Input ::
- - - - - - -

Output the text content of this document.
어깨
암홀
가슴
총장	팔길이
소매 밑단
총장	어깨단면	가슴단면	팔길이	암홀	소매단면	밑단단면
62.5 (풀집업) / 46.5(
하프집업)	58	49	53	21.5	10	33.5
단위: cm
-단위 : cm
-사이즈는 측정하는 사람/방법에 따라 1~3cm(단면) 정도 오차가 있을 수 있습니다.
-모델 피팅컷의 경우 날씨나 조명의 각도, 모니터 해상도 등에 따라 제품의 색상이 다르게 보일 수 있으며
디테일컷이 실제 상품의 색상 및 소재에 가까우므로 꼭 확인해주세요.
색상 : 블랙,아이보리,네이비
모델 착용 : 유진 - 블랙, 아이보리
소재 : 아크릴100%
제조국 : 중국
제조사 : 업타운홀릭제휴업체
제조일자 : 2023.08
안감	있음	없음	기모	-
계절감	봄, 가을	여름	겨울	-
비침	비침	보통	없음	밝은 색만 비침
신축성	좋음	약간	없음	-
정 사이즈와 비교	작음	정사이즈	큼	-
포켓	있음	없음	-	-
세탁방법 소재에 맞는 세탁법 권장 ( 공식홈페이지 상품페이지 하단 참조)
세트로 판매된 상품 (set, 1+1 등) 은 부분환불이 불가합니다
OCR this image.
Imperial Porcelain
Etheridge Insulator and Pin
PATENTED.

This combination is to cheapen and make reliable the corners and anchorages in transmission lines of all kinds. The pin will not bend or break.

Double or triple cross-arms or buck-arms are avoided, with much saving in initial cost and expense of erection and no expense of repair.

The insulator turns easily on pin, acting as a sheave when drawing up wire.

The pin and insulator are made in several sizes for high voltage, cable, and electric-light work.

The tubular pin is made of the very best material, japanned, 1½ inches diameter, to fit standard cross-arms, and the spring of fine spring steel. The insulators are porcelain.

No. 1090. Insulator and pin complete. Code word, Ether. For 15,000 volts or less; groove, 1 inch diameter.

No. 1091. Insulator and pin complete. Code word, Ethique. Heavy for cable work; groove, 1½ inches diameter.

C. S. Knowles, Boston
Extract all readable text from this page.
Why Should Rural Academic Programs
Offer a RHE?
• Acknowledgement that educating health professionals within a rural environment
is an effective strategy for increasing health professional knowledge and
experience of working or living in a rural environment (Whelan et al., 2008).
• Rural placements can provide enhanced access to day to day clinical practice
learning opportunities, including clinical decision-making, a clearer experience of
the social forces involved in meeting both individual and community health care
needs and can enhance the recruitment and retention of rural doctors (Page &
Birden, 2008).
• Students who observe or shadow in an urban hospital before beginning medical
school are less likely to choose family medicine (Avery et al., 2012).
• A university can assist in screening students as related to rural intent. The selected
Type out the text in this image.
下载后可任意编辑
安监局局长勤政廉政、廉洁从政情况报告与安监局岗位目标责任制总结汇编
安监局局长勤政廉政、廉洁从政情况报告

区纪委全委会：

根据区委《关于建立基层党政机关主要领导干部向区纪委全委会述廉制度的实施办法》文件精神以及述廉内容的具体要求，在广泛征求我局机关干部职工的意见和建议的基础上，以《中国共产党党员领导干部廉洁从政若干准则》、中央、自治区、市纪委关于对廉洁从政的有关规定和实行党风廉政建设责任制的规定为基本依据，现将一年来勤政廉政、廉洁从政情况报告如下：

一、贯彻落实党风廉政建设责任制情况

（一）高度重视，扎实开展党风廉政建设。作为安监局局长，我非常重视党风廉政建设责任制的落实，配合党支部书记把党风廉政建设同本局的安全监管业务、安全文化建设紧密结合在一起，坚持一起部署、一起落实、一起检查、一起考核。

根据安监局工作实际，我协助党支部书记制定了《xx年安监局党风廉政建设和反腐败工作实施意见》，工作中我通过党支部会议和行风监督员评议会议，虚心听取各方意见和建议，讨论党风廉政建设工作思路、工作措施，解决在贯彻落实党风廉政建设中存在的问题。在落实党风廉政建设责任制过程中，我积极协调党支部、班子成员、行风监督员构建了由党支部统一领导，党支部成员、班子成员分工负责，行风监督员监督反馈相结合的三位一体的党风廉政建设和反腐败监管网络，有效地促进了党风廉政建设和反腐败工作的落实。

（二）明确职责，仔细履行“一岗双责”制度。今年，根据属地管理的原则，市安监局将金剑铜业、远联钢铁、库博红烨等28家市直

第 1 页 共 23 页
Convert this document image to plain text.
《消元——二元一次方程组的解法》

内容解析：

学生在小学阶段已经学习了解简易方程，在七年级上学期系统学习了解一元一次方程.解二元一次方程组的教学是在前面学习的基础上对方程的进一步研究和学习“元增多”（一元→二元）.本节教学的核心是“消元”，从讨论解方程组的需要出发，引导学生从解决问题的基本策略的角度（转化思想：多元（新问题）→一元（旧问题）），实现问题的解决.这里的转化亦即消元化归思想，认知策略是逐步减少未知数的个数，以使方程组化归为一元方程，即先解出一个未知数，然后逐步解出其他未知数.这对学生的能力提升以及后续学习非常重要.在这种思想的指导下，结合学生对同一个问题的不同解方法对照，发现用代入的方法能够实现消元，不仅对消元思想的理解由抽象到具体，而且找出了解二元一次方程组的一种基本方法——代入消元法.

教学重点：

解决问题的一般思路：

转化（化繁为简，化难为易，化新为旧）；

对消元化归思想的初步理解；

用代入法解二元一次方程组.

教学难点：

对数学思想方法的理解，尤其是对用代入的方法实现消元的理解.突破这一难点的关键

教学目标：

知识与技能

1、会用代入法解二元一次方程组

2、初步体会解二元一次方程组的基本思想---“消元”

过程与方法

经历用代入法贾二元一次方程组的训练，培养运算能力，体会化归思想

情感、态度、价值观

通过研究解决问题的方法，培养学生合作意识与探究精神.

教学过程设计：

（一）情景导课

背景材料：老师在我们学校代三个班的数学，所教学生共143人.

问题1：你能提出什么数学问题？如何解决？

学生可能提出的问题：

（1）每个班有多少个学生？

- - - - - - -

Exercise details :: Return all lines with the word "Code" in them.

Response to the task ::
No. 1090. Insulator and pin complete. Code word, Ether. For 15,000 volts or less; groove, 1 inch diameter.
No. 1091. Insulator and pin complete. Code word, Ethique. Heavy for cable work; groove, 1½ inches diameter.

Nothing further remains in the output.